── RECORDS TO USE
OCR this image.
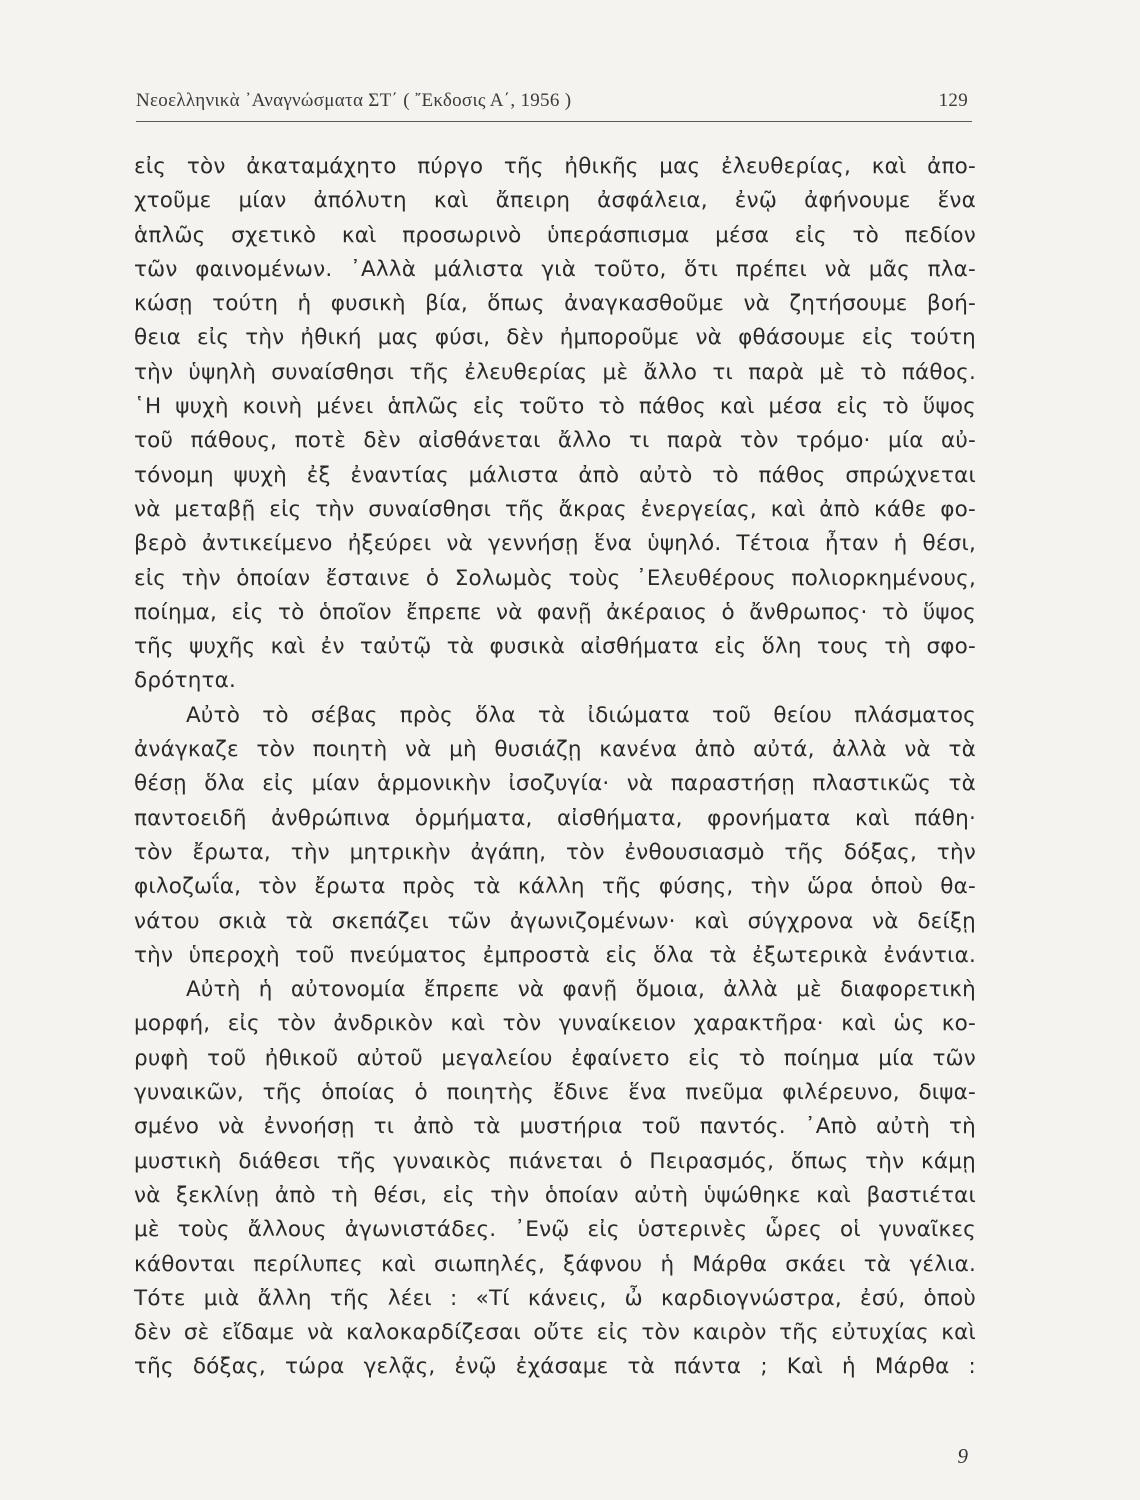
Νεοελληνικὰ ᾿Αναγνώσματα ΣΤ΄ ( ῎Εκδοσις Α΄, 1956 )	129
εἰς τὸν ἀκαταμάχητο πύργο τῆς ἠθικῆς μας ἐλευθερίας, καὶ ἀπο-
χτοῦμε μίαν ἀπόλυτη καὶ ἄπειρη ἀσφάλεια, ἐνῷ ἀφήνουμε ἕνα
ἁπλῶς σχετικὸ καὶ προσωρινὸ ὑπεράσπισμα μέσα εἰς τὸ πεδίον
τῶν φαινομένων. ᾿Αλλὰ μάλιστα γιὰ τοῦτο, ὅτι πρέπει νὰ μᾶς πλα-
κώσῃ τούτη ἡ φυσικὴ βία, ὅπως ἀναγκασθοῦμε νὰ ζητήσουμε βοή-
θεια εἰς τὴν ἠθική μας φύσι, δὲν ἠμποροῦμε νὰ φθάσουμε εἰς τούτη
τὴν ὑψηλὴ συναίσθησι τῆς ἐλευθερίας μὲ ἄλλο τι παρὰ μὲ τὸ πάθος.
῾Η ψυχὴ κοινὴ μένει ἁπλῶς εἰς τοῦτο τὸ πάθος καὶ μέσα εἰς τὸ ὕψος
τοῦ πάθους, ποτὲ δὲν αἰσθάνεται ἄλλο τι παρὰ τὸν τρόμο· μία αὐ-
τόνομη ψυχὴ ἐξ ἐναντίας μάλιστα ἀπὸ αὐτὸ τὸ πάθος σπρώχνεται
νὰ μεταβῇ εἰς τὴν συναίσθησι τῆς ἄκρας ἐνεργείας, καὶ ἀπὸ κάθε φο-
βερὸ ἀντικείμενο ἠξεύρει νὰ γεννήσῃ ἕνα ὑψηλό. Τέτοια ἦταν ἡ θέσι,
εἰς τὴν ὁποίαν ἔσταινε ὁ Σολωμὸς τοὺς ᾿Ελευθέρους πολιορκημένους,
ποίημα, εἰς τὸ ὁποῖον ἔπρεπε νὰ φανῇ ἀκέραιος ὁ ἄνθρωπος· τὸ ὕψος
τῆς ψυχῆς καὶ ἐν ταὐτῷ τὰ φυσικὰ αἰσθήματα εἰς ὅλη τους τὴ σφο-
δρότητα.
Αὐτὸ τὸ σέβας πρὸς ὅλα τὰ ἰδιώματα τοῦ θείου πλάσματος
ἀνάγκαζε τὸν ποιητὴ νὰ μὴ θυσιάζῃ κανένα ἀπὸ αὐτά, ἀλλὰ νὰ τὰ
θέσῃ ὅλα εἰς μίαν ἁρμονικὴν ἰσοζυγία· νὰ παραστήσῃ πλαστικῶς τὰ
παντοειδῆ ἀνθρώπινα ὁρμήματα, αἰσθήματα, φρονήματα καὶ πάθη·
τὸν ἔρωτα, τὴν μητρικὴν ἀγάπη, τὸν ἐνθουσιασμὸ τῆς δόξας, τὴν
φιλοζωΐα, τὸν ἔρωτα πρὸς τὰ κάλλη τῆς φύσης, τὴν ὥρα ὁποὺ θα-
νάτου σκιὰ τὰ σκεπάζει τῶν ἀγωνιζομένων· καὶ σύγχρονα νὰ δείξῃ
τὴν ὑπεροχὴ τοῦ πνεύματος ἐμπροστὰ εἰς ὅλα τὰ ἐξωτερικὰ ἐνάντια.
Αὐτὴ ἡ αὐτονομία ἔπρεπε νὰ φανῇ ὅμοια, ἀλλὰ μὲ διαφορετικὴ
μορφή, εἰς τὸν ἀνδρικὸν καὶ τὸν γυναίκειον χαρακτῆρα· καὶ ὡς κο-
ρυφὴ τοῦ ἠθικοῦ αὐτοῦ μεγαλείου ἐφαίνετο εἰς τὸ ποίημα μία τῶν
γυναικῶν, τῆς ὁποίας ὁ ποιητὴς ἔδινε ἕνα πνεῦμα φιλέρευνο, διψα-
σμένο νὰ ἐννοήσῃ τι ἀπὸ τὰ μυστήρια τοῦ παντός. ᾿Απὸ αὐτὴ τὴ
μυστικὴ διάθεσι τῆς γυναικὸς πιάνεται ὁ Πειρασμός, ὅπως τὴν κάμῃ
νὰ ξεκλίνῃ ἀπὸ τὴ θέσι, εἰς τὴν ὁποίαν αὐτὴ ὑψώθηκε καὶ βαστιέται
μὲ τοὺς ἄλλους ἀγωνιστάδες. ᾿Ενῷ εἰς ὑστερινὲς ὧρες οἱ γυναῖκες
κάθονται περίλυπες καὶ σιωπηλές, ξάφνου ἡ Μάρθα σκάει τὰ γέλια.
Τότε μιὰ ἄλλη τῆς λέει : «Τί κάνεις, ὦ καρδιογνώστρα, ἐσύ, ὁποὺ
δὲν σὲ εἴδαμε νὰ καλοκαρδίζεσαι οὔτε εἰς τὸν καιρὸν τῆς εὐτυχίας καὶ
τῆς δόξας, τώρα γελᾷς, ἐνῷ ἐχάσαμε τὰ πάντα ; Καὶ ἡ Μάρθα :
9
────
WORK TO DO — Set down the lines of the records above exactly, apart from the pictures.

OUTPUT BELOW —
OCR this image.
Νεοελληνικὰ ᾿Αναγνώσματα ΣΤ΄ ( ῎Εκδοσις Α΄, 1956 )	129
εἰς τὸν ἀκαταμάχητο πύργο τῆς ἠθικῆς μας ἐλευθερίας, καὶ ἀπο-
χτοῦμε μίαν ἀπόλυτη καὶ ἄπειρη ἀσφάλεια, ἐνῷ ἀφήνουμε ἕνα
ἁπλῶς σχετικὸ καὶ προσωρινὸ ὑπεράσπισμα μέσα εἰς τὸ πεδίον
τῶν φαινομένων. ᾿Αλλὰ μάλιστα γιὰ τοῦτο, ὅτι πρέπει νὰ μᾶς πλα-
κώσῃ τούτη ἡ φυσικὴ βία, ὅπως ἀναγκασθοῦμε νὰ ζητήσουμε βοή-
θεια εἰς τὴν ἠθική μας φύσι, δὲν ἠμποροῦμε νὰ φθάσουμε εἰς τούτη
τὴν ὑψηλὴ συναίσθησι τῆς ἐλευθερίας μὲ ἄλλο τι παρὰ μὲ τὸ πάθος.
῾Η ψυχὴ κοινὴ μένει ἁπλῶς εἰς τοῦτο τὸ πάθος καὶ μέσα εἰς τὸ ὕψος
τοῦ πάθους, ποτὲ δὲν αἰσθάνεται ἄλλο τι παρὰ τὸν τρόμο· μία αὐ-
τόνομη ψυχὴ ἐξ ἐναντίας μάλιστα ἀπὸ αὐτὸ τὸ πάθος σπρώχνεται
νὰ μεταβῇ εἰς τὴν συναίσθησι τῆς ἄκρας ἐνεργείας, καὶ ἀπὸ κάθε φο-
βερὸ ἀντικείμενο ἠξεύρει νὰ γεννήσῃ ἕνα ὑψηλό. Τέτοια ἦταν ἡ θέσι,
εἰς τὴν ὁποίαν ἔσταινε ὁ Σολωμὸς τοὺς ᾿Ελευθέρους πολιορκημένους,
ποίημα, εἰς τὸ ὁποῖον ἔπρεπε νὰ φανῇ ἀκέραιος ὁ ἄνθρωπος· τὸ ὕψος
τῆς ψυχῆς καὶ ἐν ταὐτῷ τὰ φυσικὰ αἰσθήματα εἰς ὅλη τους τὴ σφο-
δρότητα.
Αὐτὸ τὸ σέβας πρὸς ὅλα τὰ ἰδιώματα τοῦ θείου πλάσματος
ἀνάγκαζε τὸν ποιητὴ νὰ μὴ θυσιάζῃ κανένα ἀπὸ αὐτά, ἀλλὰ νὰ τὰ
θέσῃ ὅλα εἰς μίαν ἁρμονικὴν ἰσοζυγία· νὰ παραστήσῃ πλαστικῶς τὰ
παντοειδῆ ἀνθρώπινα ὁρμήματα, αἰσθήματα, φρονήματα καὶ πάθη·
τὸν ἔρωτα, τὴν μητρικὴν ἀγάπη, τὸν ἐνθουσιασμὸ τῆς δόξας, τὴν
φιλοζωΐα, τὸν ἔρωτα πρὸς τὰ κάλλη τῆς φύσης, τὴν ὥρα ὁποὺ θα-
νάτου σκιὰ τὰ σκεπάζει τῶν ἀγωνιζομένων· καὶ σύγχρονα νὰ δείξῃ
τὴν ὑπεροχὴ τοῦ πνεύματος ἐμπροστὰ εἰς ὅλα τὰ ἐξωτερικὰ ἐνάντια.
Αὐτὴ ἡ αὐτονομία ἔπρεπε νὰ φανῇ ὅμοια, ἀλλὰ μὲ διαφορετικὴ
μορφή, εἰς τὸν ἀνδρικὸν καὶ τὸν γυναίκειον χαρακτῆρα· καὶ ὡς κο-
ρυφὴ τοῦ ἠθικοῦ αὐτοῦ μεγαλείου ἐφαίνετο εἰς τὸ ποίημα μία τῶν
γυναικῶν, τῆς ὁποίας ὁ ποιητὴς ἔδινε ἕνα πνεῦμα φιλέρευνο, διψα-
σμένο νὰ ἐννοήσῃ τι ἀπὸ τὰ μυστήρια τοῦ παντός. ᾿Απὸ αὐτὴ τὴ
μυστικὴ διάθεσι τῆς γυναικὸς πιάνεται ὁ Πειρασμός, ὅπως τὴν κάμῃ
νὰ ξεκλίνῃ ἀπὸ τὴ θέσι, εἰς τὴν ὁποίαν αὐτὴ ὑψώθηκε καὶ βαστιέται
μὲ τοὺς ἄλλους ἀγωνιστάδες. ᾿Ενῷ εἰς ὑστερινὲς ὧρες οἱ γυναῖκες
κάθονται περίλυπες καὶ σιωπηλές, ξάφνου ἡ Μάρθα σκάει τὰ γέλια.
Τότε μιὰ ἄλλη τῆς λέει : «Τί κάνεις, ὦ καρδιογνώστρα, ἐσύ, ὁποὺ
δὲν σὲ εἴδαμε νὰ καλοκαρδίζεσαι οὔτε εἰς τὸν καιρὸν τῆς εὐτυχίας καὶ
τῆς δόξας, τώρα γελᾷς, ἐνῷ ἐχάσαμε τὰ πάντα ; Καὶ ἡ Μάρθα :
9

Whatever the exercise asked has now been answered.